## THE REQUEST
Leaving out the pictures, retype all the material exactly.

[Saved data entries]
=======
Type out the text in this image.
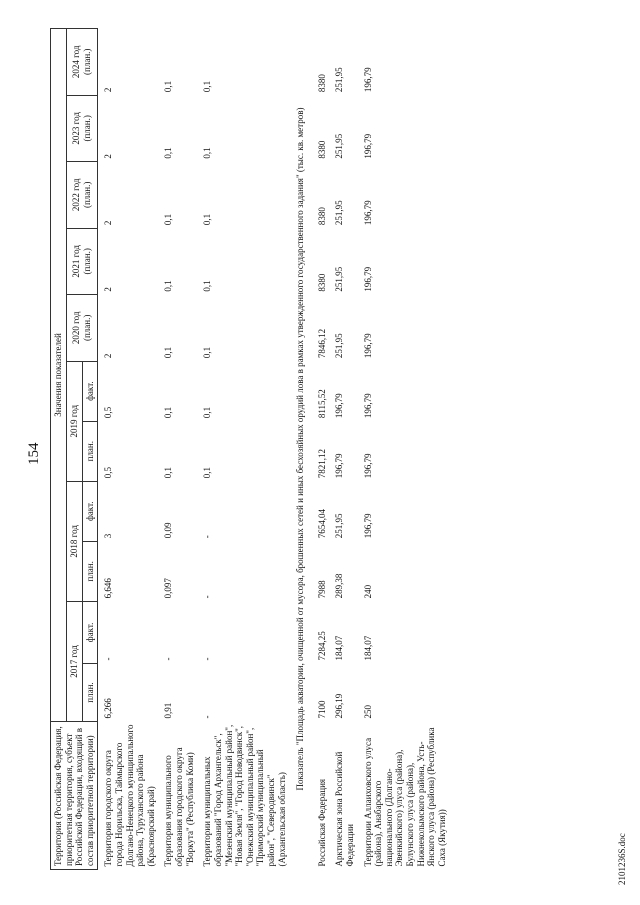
154
Территория (Российская Федерация, приоритетная территория, субъект Российской Федерации, входящий в состав приоритетной территории)	Значения показателей										
	2017 год		2018 год		2019 год		2020 год (план.)	2021 год (план.)	2022 год (план.)	2023 год (план.)	2024 год (план.)
	план.	факт.	план.	факт.	план.	факт.					
Территория городского округа города Норильска, Таймырского Долгано-Ненецкого муниципального района, Туруханского района (Красноярский край)	6,266	-	6,646	3	0,5	0,5	2	2	2	2	2
Территория муниципального образования городского округа "Воркута" (Республика Коми)	0,91	-	0,097	0,09	0,1	0,1	0,1	0,1	0,1	0,1	0,1
Территории муниципальных образований "Город Архангельск", "Мезенский муниципальный район", "Новая Земля", "Город Новодвинск", "Онежский муниципальный район", "Приморский муниципальный район", "Северодвинск" (Архангельская область)	-	-	-	-	0,1	0,1	0,1	0,1	0,1	0,1	0,1
Показатель "Площадь акватории, очищенной от мусора, брошенных сетей и иных бесхозяйных орудий лова в рамках утвержденного государственного задания" (тыс. кв. метров)											
Российская Федерация	7100	7284,25	7988	7654,04	7821,12	8115,52	7846,12	8380	8380	8380	8380
Арктическая зона Российской Федерации	296,19	184,07	289,38	251,95	196,79	196,79	251,95	251,95	251,95	251,95	251,95
Территории Аллаиховского улуса (района), Анабарского национального (Долгано-Эвенкийского) улуса (района), Булунского улуса (района), Нижнеколымского района, Усть-Янского улуса (района) (Республика Саха (Якутия))	250	184,07	240	196,79	196,79	196,79	196,79	196,79	196,79	196,79	196,79
2101236S.doc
=======
## RESULT OF THE TASK
Type out the text in this image.
154
Территория (Российская Федерация, приоритетная территория, субъект Российской Федерации, входящий в состав приоритетной территории)	Значения показателей										
	2017 год		2018 год		2019 год		2020 год (план.)	2021 год (план.)	2022 год (план.)	2023 год (план.)	2024 год (план.)
	план.	факт.	план.	факт.	план.	факт.					
Территория городского округа города Норильска, Таймырского Долгано-Ненецкого муниципального района, Туруханского района (Красноярский край)	6,266	-	6,646	3	0,5	0,5	2	2	2	2	2
Территория муниципального образования городского округа "Воркута" (Республика Коми)	0,91	-	0,097	0,09	0,1	0,1	0,1	0,1	0,1	0,1	0,1
Территории муниципальных образований "Город Архангельск", "Мезенский муниципальный район", "Новая Земля", "Город Новодвинск", "Онежский муниципальный район", "Приморский муниципальный район", "Северодвинск" (Архангельская область)	-	-	-	-	0,1	0,1	0,1	0,1	0,1	0,1	0,1
Показатель "Площадь акватории, очищенной от мусора, брошенных сетей и иных бесхозяйных орудий лова в рамках утвержденного государственного задания" (тыс. кв. метров)											
Российская Федерация	7100	7284,25	7988	7654,04	7821,12	8115,52	7846,12	8380	8380	8380	8380
Арктическая зона Российской Федерации	296,19	184,07	289,38	251,95	196,79	196,79	251,95	251,95	251,95	251,95	251,95
Территории Аллаиховского улуса (района), Анабарского национального (Долгано-Эвенкийского) улуса (района), Булунского улуса (района), Нижнеколымского района, Усть-Янского улуса (района) (Республика Саха (Якутия))	250	184,07	240	196,79	196,79	196,79	196,79	196,79	196,79	196,79	196,79
2101236S.doc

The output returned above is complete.